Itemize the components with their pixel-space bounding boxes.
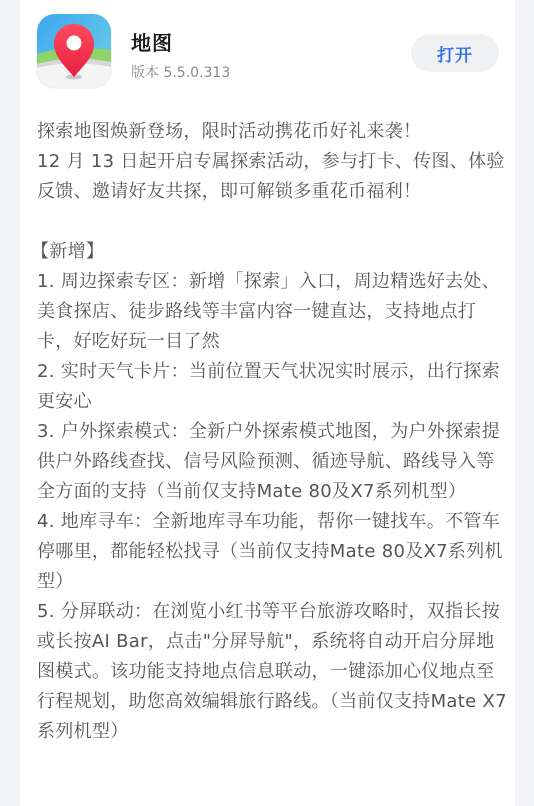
open-app-button[interactable]: 打开 (411, 34, 499, 72)
app-version: 版本 5.5.0.313 (131, 62, 230, 82)
app-header: 地图 版本 5.5.0.313 打开 (20, 0, 515, 110)
release-note-item: 3. 户外探索模式：全新户外探索模式地图，为户外探索提供户外路线查找、信号风险预… (37, 417, 507, 507)
spacer (37, 207, 507, 237)
release-note-item: 4. 地库寻车：全新地库寻车功能，帮你一键找车。不管车停哪里，都能轻松找寻（当前… (37, 507, 507, 597)
map-pin-app-icon[interactable] (37, 14, 111, 88)
app-update-card: 地图 版本 5.5.0.313 打开 探索地图焕新登场，限时活动携花币好礼来袭！… (20, 0, 515, 806)
release-note-item: 5. 分屏联动：在浏览小红书等平台旅游攻略时，双指长按或长按AI Bar，点击"… (37, 597, 507, 747)
release-note-item: 2. 实时天气卡片：当前位置天气状况实时展示，出行探索更安心 (37, 357, 507, 417)
intro-line: 探索地图焕新登场，限时活动携花币好礼来袭！ (37, 117, 507, 147)
intro-line: 12 月 13 日起开启专属探索活动，参与打卡、传图、体验反馈、邀请好友共探，即… (37, 147, 507, 207)
release-notes: 探索地图焕新登场，限时活动携花币好礼来袭！ 12 月 13 日起开启专属探索活动… (37, 117, 507, 747)
release-note-item: 1. 周边探索专区：新增「探索」入口，周边精选好去处、美食探店、徒步路线等丰富内… (37, 267, 507, 357)
app-name: 地图 (131, 27, 173, 56)
section-title: 【新增】 (37, 237, 507, 267)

= = =

What is needed: Edit the records above so that every "release-note-item" becomes "changelog-entry", with everything else unchanged. Leave the pictures out.

Response:
Itemize the components with their pixel-space bounding boxes.
open-app-button[interactable]: 打开 (411, 34, 499, 72)
app-version: 版本 5.5.0.313 (131, 62, 230, 82)
app-header: 地图 版本 5.5.0.313 打开 (20, 0, 515, 110)
changelog-entry: 3. 户外探索模式：全新户外探索模式地图，为户外探索提供户外路线查找、信号风险预… (37, 417, 507, 507)
spacer (37, 207, 507, 237)
changelog-entry: 4. 地库寻车：全新地库寻车功能，帮你一键找车。不管车停哪里，都能轻松找寻（当前… (37, 507, 507, 597)
map-pin-app-icon[interactable] (37, 14, 111, 88)
app-update-card: 地图 版本 5.5.0.313 打开 探索地图焕新登场，限时活动携花币好礼来袭！… (20, 0, 515, 806)
changelog-entry: 5. 分屏联动：在浏览小红书等平台旅游攻略时，双指长按或长按AI Bar，点击"… (37, 597, 507, 747)
changelog-entry: 2. 实时天气卡片：当前位置天气状况实时展示，出行探索更安心 (37, 357, 507, 417)
intro-line: 探索地图焕新登场，限时活动携花币好礼来袭！ (37, 117, 507, 147)
intro-line: 12 月 13 日起开启专属探索活动，参与打卡、传图、体验反馈、邀请好友共探，即… (37, 147, 507, 207)
release-notes: 探索地图焕新登场，限时活动携花币好礼来袭！ 12 月 13 日起开启专属探索活动… (37, 117, 507, 747)
changelog-entry: 1. 周边探索专区：新增「探索」入口，周边精选好去处、美食探店、徒步路线等丰富内… (37, 267, 507, 357)
app-name: 地图 (131, 27, 173, 56)
section-title: 【新增】 (37, 237, 507, 267)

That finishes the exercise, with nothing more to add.